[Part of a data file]
* Start *

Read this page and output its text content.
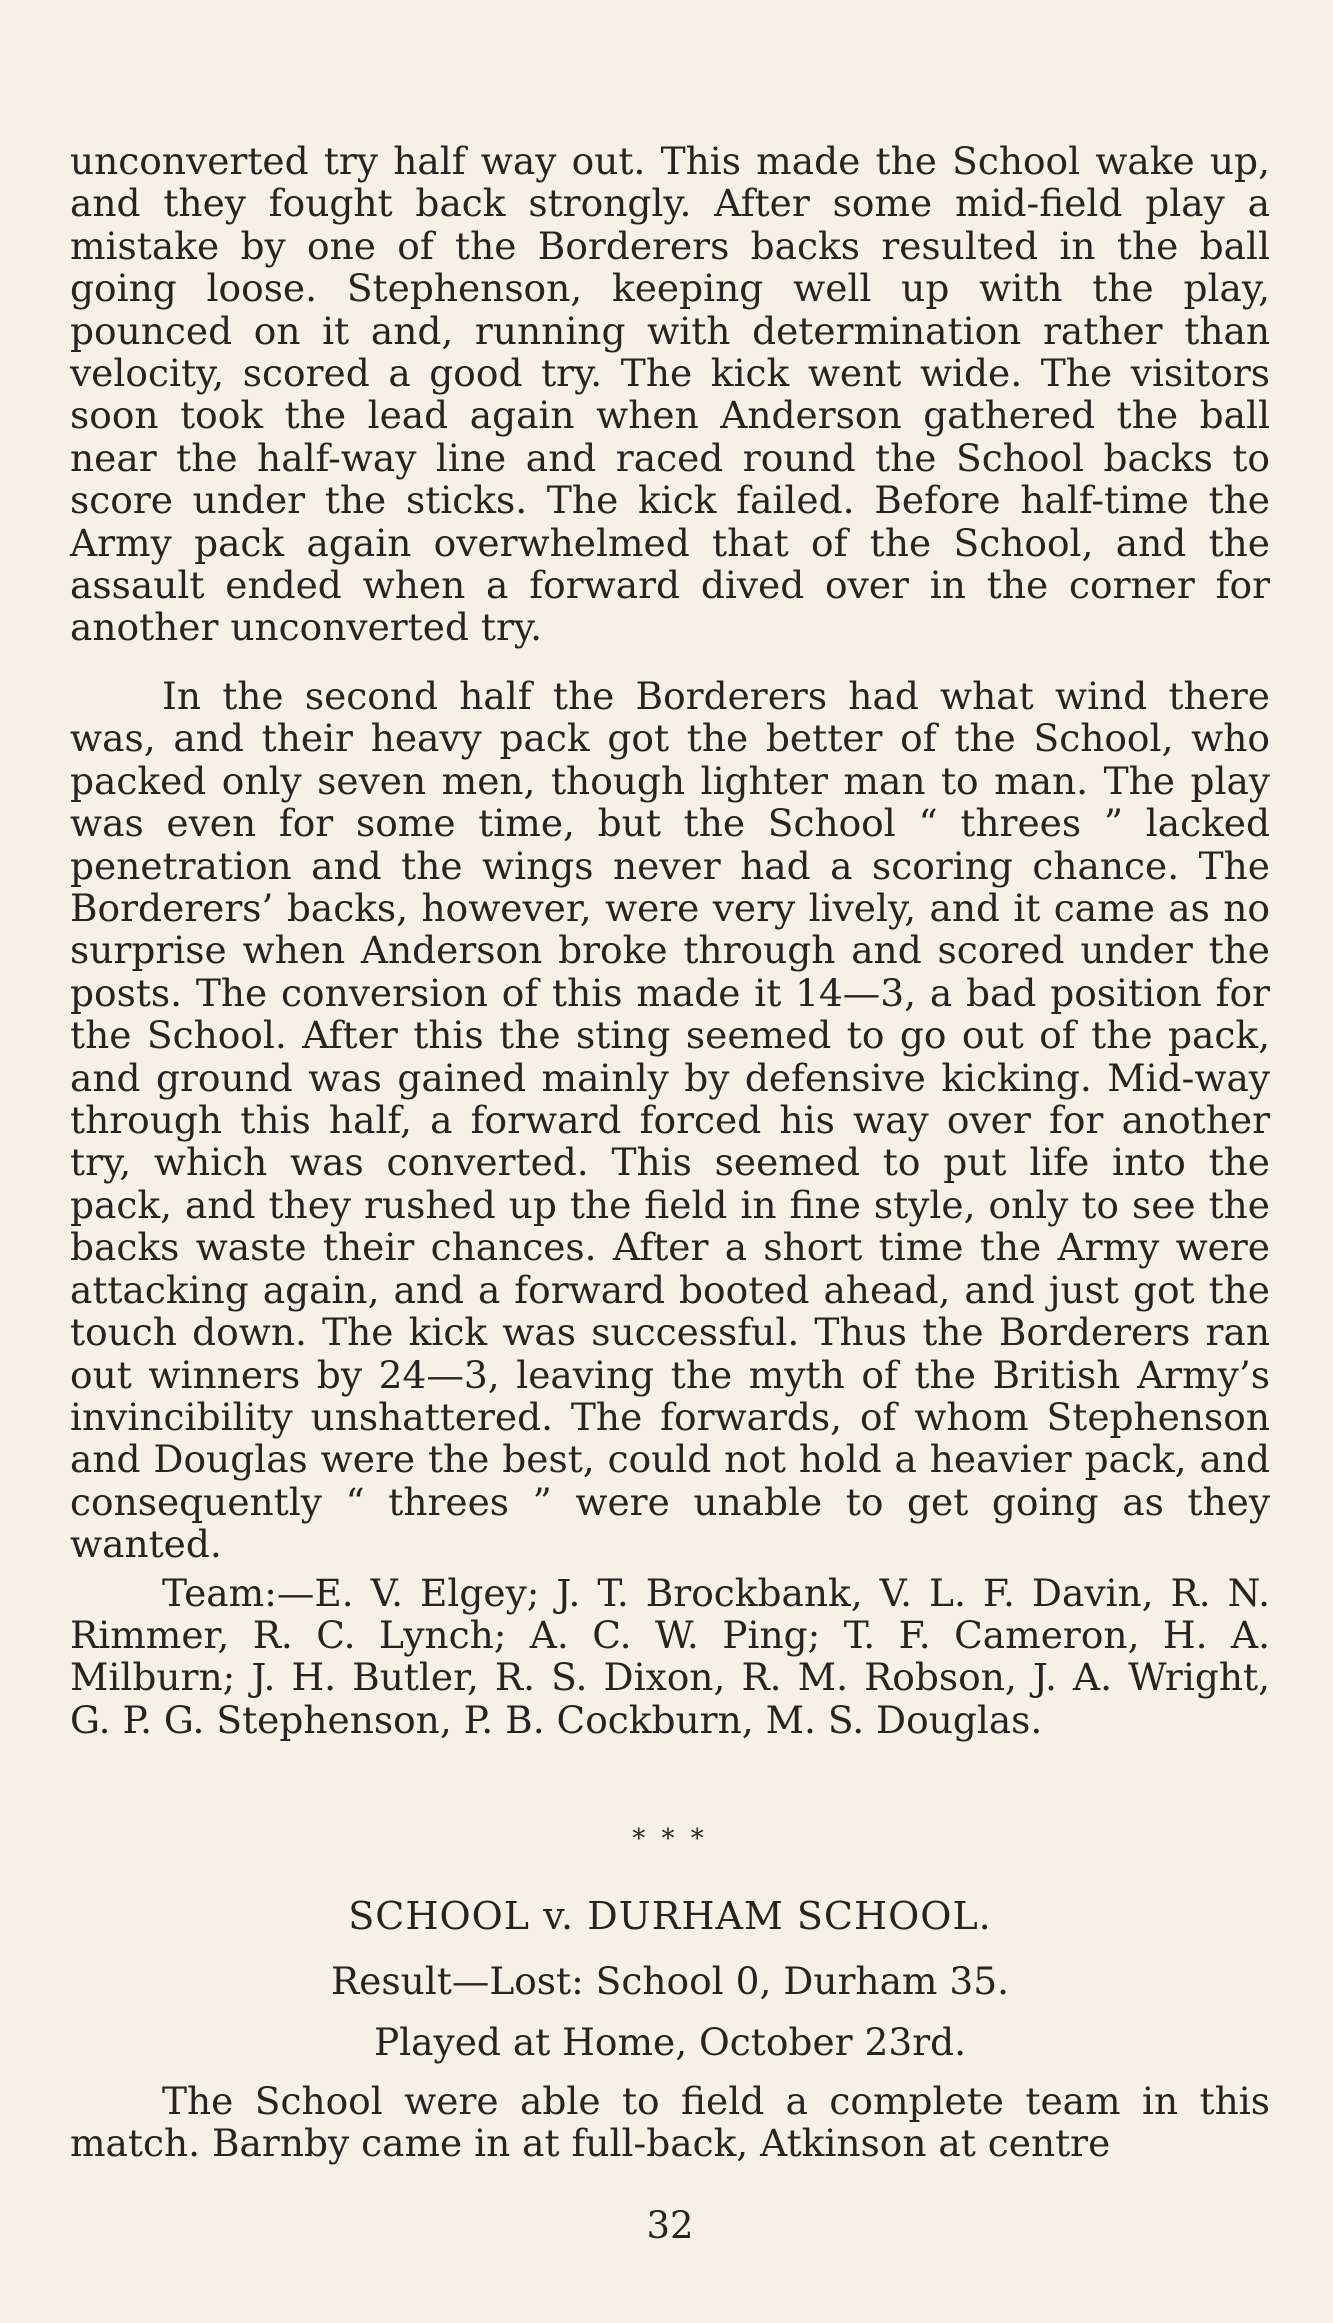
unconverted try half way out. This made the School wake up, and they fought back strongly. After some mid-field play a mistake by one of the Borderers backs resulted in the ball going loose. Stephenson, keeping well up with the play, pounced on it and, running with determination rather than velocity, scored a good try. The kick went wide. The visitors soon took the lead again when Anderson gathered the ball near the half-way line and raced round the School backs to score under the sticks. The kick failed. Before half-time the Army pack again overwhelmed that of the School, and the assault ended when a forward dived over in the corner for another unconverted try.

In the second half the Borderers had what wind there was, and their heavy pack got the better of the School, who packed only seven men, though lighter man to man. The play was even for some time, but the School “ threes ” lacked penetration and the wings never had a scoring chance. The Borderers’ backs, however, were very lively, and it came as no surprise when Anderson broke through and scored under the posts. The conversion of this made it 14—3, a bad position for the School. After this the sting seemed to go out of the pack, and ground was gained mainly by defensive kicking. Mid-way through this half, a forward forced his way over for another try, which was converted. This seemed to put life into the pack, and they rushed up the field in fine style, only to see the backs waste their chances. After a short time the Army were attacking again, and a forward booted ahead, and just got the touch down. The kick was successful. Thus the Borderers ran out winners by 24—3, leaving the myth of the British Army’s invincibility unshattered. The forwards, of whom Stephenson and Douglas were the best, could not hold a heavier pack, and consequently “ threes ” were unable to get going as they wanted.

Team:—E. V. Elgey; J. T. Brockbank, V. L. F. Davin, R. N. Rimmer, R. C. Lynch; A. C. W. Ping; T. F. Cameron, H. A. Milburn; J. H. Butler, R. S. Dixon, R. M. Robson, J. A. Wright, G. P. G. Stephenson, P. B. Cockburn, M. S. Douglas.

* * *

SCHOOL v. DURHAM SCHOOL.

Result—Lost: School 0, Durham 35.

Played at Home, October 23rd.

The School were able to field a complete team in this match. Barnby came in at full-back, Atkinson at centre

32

* End *

### Instructions to follow
Locate all lines in the listing above with the word "under". Copy them.

### Response for this exercise
unconverted try half way out. This made the School wake up, and they fought back strongly. After some mid-field play a mistake by one of the Borderers backs resulted in the ball going loose. Stephenson, keeping well up with the play, pounced on it and, running with determination rather than velocity, scored a good try. The kick went wide. The visitors soon took the lead again when Anderson gathered the ball near the half-way line and raced round the School backs to score under the sticks. The kick failed. Before half-time the Army pack again overwhelmed that of the School, and the assault ended when a forward dived over in the corner for another unconverted try.
In the second half the Borderers had what wind there was, and their heavy pack got the better of the School, who packed only seven men, though lighter man to man. The play was even for some time, but the School “ threes ” lacked penetration and the wings never had a scoring chance. The Borderers’ backs, however, were very lively, and it came as no surprise when Anderson broke through and scored under the posts. The conversion of this made it 14—3, a bad position for the School. After this the sting seemed to go out of the pack, and ground was gained mainly by defensive kicking. Mid-way through this half, a forward forced his way over for another try, which was converted. This seemed to put life into the pack, and they rushed up the field in fine style, only to see the backs waste their chances. After a short time the Army were attacking again, and a forward booted ahead, and just got the touch down. The kick was successful. Thus the Borderers ran out winners by 24—3, leaving the myth of the British Army’s invincibility unshattered. The forwards, of whom Stephenson and Douglas were the best, could not hold a heavier pack, and consequently “ threes ” were unable to get going as they wanted.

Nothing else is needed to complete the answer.